(Data tied to figure images)
-.-.-

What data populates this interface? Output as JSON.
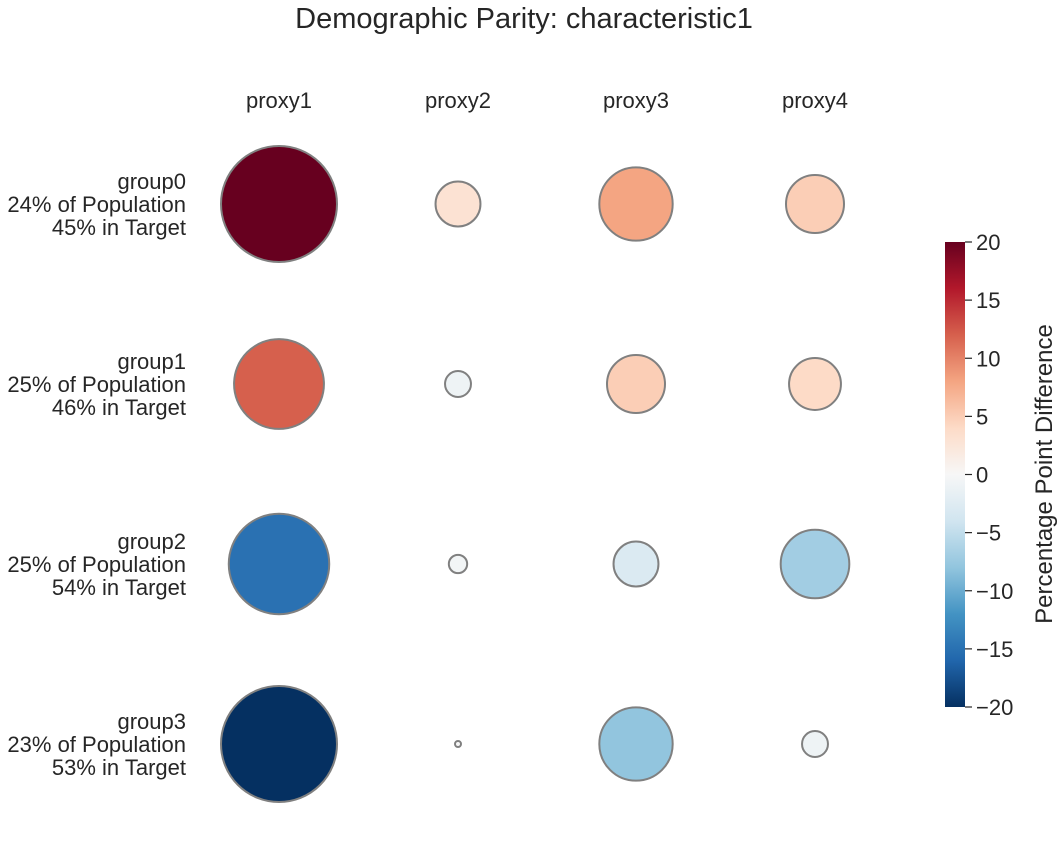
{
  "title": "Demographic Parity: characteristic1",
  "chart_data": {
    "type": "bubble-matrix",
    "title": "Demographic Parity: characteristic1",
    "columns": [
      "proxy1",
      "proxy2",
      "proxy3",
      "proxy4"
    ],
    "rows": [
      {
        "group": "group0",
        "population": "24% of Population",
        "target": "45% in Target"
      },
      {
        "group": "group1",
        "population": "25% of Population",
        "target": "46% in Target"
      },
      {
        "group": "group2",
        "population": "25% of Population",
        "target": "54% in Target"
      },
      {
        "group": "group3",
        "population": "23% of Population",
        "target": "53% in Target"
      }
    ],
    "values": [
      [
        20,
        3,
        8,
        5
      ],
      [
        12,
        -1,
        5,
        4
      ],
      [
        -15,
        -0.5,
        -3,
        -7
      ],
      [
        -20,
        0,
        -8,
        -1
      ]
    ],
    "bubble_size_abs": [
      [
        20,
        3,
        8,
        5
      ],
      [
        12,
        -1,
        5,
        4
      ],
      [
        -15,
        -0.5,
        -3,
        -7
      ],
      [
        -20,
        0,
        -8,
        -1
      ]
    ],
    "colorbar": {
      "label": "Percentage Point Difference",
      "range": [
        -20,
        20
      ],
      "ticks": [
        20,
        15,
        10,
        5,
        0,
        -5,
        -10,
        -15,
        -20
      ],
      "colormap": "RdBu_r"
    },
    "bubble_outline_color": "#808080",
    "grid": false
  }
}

-.-.-

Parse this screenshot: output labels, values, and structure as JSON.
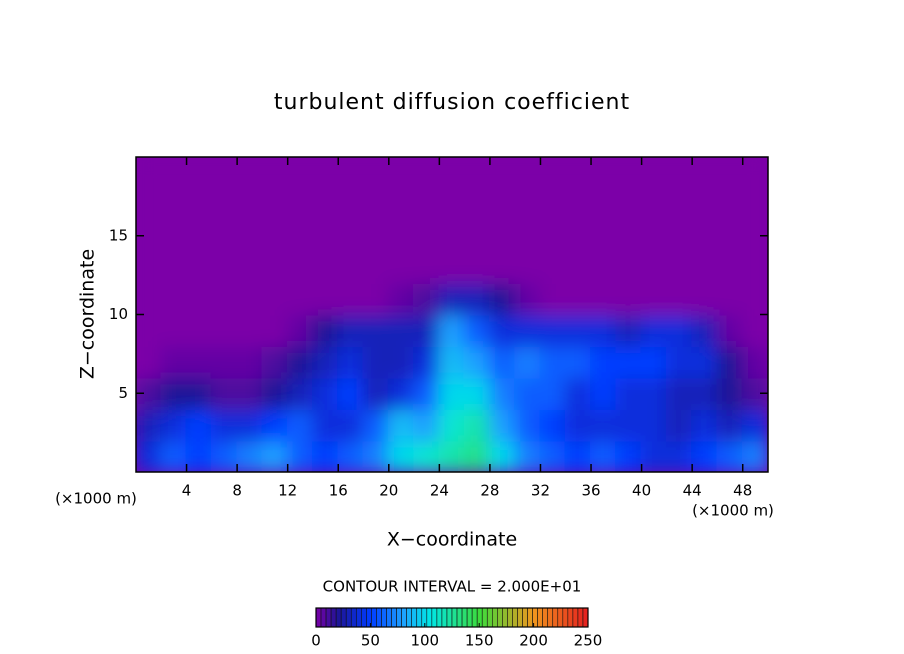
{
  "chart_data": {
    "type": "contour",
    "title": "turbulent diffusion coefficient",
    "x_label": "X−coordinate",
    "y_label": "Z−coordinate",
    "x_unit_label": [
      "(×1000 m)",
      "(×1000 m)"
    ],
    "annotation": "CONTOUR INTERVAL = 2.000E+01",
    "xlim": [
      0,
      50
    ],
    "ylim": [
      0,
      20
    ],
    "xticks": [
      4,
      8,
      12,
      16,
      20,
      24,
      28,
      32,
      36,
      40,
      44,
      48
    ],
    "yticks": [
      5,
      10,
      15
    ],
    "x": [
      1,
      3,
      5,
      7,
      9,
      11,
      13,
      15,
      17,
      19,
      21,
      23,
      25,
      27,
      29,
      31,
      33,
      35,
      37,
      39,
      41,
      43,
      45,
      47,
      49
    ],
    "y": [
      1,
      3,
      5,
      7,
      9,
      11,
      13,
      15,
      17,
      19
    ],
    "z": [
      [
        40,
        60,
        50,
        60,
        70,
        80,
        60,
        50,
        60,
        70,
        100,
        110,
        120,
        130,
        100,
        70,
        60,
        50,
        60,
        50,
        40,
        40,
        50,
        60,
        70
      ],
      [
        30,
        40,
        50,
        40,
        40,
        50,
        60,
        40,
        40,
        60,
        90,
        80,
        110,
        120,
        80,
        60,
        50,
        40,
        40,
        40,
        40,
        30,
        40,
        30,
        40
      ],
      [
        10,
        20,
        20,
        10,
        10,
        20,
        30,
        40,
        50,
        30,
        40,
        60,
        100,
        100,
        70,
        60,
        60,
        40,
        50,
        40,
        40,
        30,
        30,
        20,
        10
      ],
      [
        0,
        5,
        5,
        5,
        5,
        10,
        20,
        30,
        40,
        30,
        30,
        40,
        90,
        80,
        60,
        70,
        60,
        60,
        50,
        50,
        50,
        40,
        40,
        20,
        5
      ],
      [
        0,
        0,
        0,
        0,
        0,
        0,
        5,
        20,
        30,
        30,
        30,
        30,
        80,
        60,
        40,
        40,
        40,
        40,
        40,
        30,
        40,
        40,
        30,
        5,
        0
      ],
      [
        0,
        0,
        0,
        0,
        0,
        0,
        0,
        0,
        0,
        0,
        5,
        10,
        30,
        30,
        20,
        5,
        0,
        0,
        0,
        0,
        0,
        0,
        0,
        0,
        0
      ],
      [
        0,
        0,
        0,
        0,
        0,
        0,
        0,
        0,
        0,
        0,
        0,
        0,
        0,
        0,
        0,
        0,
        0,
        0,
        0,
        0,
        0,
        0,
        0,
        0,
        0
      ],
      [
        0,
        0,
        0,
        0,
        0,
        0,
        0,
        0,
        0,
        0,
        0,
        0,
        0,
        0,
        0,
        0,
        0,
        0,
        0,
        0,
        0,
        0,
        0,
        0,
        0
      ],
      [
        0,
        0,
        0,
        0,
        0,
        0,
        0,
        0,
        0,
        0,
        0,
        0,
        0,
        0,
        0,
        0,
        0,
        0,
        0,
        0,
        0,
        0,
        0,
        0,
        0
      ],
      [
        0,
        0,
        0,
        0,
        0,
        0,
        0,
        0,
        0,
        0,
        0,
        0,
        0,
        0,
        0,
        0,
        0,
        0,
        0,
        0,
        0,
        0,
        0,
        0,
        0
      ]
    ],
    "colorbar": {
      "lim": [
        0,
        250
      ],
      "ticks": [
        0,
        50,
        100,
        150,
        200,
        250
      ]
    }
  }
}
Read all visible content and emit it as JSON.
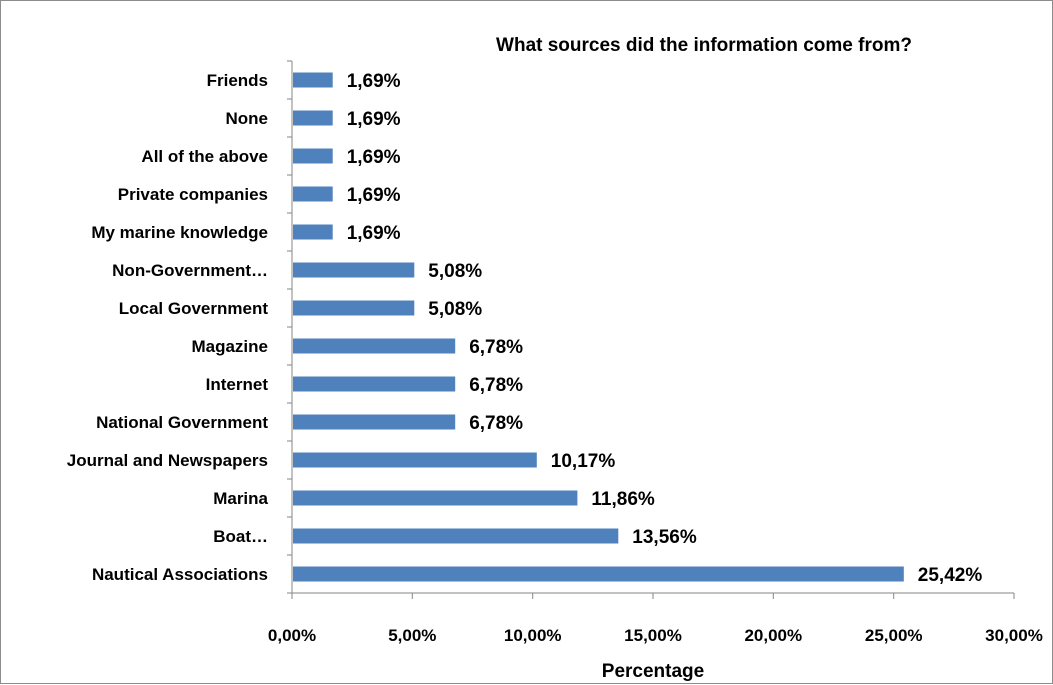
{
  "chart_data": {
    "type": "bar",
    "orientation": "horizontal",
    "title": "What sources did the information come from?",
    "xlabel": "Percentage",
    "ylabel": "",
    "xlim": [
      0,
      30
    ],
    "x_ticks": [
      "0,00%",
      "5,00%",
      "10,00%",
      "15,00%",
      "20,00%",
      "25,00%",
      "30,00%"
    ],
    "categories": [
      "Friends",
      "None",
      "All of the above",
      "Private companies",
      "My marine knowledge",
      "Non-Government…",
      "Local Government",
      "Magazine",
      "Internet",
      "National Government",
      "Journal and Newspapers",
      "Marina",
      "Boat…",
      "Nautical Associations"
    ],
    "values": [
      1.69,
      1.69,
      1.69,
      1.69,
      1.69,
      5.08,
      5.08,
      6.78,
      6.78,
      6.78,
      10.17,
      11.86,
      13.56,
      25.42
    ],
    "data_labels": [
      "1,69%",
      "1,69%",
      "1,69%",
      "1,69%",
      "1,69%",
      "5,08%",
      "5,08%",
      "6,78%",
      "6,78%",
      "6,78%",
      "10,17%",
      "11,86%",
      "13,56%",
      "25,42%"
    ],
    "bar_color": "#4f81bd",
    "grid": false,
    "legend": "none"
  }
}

-.-.-

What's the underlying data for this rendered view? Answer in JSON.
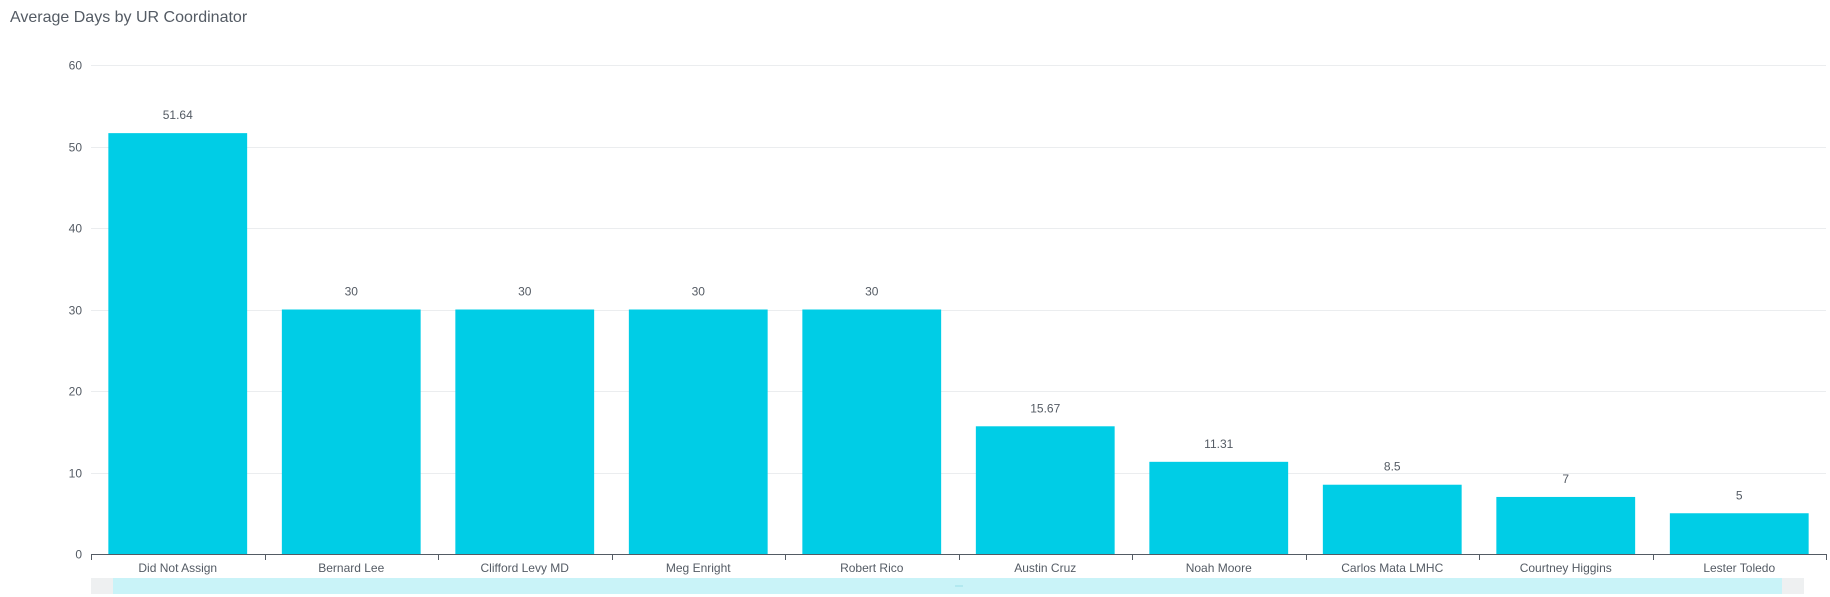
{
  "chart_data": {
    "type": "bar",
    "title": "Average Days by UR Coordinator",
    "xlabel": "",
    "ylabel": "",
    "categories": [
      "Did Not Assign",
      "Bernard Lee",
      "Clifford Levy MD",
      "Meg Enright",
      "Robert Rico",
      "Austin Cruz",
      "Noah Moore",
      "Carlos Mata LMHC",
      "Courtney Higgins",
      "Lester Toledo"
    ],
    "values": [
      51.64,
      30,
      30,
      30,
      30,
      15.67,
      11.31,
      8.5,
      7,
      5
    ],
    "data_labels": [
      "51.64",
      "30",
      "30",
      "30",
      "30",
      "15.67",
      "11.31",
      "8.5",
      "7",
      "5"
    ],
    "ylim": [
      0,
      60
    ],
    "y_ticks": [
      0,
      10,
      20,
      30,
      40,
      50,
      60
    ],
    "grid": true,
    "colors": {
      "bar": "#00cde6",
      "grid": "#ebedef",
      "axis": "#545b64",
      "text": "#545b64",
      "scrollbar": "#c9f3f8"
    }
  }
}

-.-.-

▶ WORK TO COMPLETE: Pick out the lines containing the string "coordinate".

▶ COMPLETE RESPONSE:
    "x_label": "X−coordinate",
    "y_label": "Z−coordinate",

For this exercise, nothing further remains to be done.